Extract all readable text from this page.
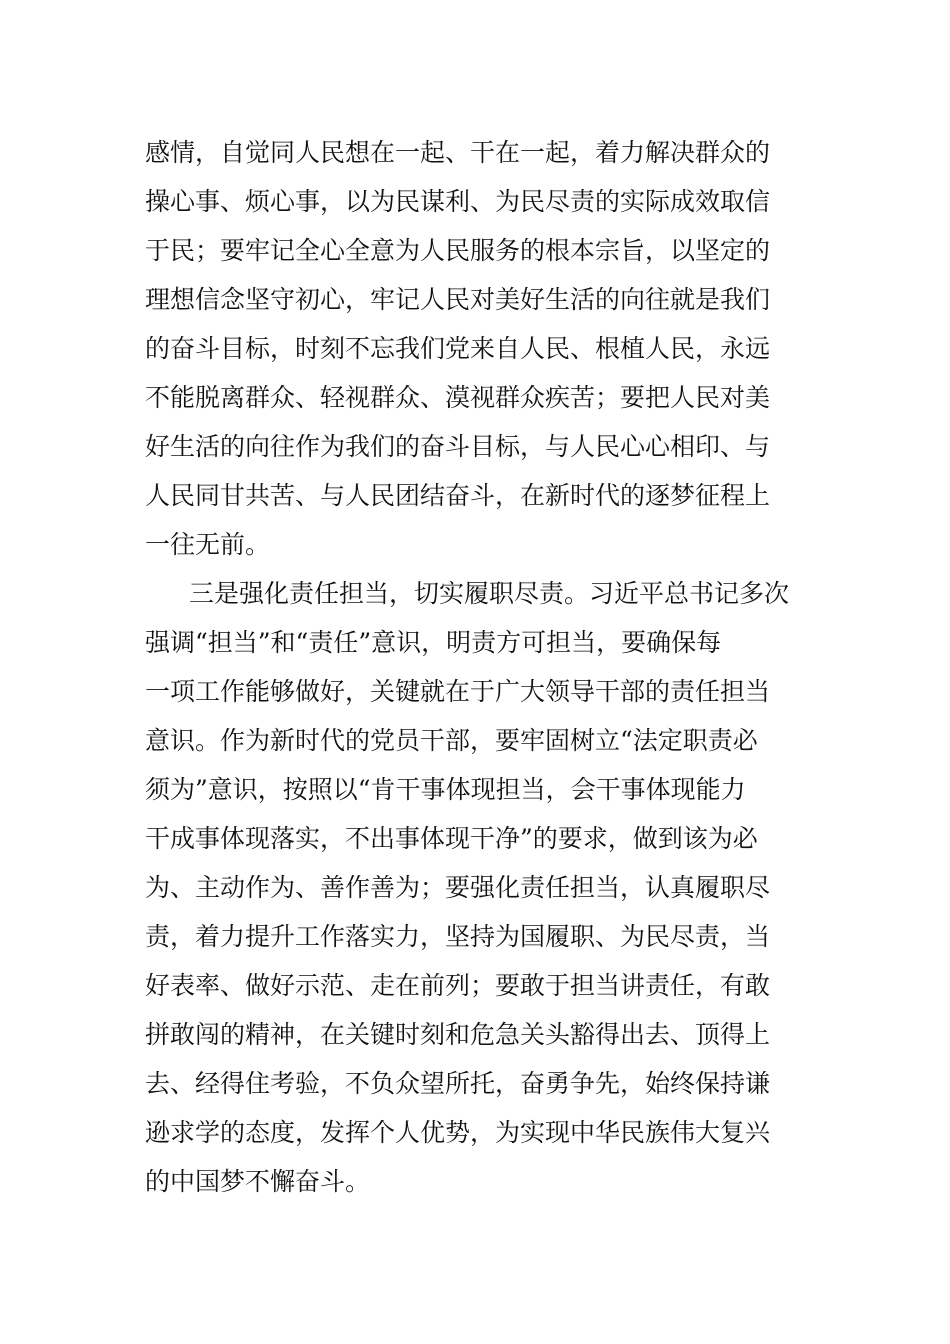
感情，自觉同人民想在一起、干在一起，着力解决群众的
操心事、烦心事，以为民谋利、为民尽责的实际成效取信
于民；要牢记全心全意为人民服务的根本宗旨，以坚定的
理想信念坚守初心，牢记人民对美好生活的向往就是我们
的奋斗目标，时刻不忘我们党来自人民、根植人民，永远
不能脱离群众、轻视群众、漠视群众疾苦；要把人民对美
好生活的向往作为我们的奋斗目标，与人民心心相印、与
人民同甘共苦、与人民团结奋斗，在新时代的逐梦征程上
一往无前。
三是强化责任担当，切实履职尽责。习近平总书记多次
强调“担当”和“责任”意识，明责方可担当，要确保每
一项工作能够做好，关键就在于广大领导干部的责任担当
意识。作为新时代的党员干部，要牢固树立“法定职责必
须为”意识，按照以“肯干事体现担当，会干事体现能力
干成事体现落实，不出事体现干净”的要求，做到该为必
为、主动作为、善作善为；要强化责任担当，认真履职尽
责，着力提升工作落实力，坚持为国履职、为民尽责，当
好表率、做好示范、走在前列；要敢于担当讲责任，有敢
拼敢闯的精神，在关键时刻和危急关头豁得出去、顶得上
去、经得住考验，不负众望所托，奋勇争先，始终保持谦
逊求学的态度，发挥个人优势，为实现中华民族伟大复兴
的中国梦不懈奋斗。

---

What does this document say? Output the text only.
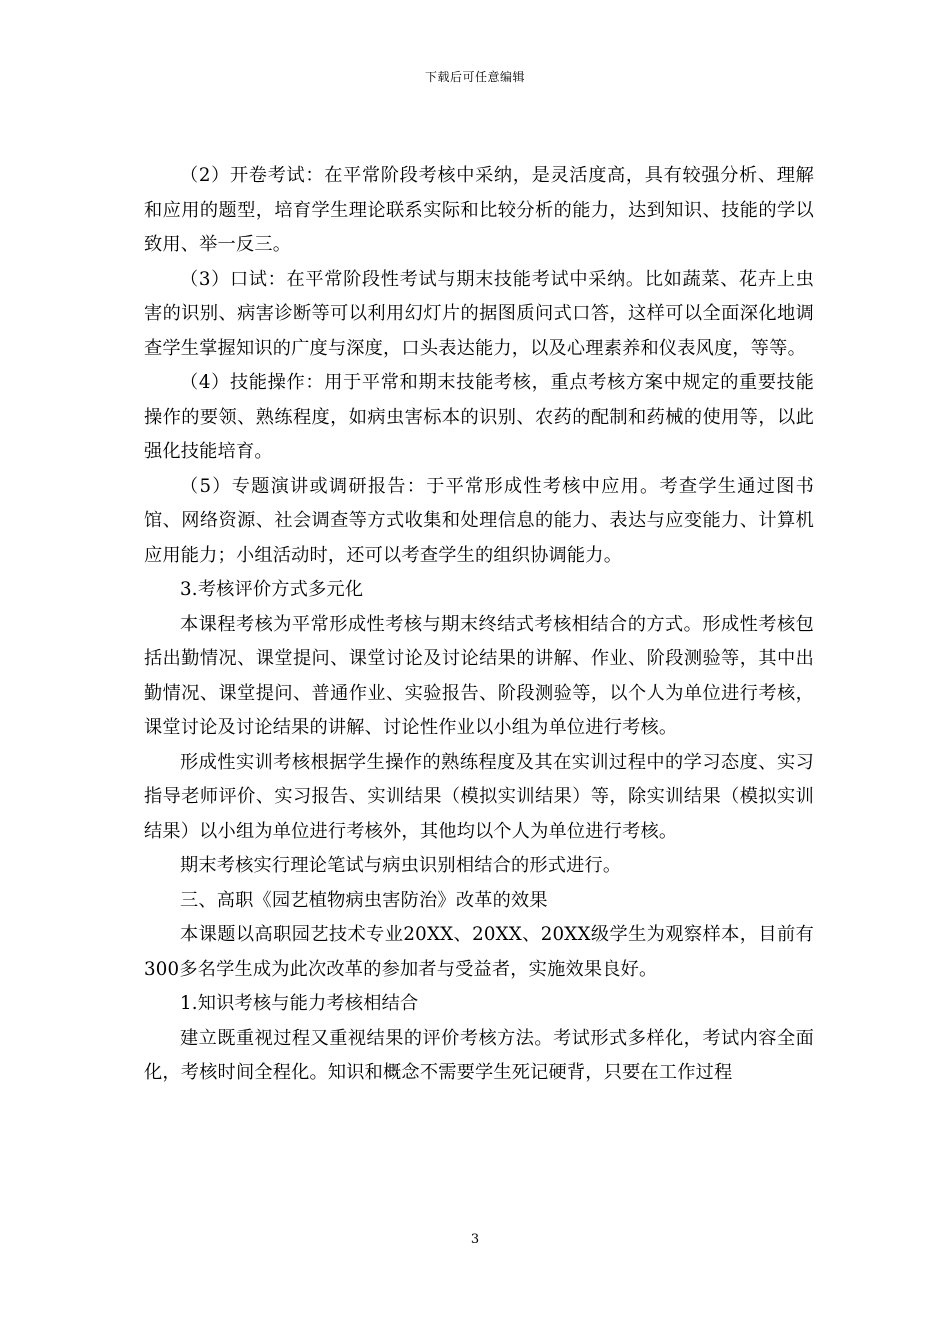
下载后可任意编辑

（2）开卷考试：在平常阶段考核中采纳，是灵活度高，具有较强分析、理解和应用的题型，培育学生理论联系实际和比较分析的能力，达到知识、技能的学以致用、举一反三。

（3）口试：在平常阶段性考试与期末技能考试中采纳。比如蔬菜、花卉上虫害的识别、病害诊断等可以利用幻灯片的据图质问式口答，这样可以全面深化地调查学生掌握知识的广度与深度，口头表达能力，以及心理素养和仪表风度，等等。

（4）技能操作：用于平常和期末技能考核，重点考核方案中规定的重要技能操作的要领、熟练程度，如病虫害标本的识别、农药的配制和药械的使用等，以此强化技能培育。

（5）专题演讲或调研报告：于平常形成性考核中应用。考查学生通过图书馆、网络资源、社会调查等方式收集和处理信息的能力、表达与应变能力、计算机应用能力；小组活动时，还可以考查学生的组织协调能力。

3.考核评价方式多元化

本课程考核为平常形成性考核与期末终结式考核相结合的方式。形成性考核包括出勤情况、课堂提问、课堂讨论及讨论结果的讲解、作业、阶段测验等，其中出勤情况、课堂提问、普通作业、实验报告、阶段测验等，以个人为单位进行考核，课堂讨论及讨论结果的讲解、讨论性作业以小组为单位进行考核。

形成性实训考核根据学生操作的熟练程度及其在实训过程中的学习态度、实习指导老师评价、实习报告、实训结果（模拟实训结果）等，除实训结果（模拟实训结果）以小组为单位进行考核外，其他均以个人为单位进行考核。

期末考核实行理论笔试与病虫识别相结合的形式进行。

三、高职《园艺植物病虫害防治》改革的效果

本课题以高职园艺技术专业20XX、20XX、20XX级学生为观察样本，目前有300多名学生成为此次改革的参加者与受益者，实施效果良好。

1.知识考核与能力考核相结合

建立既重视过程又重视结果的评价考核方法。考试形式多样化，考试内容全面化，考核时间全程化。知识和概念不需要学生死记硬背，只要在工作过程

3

**WHAT YOU SHOULD DO**
Above are some records. Report the number of their lines that include "text", and add nothing else.

**OUTPUT FOR THIS EXERCISE**
2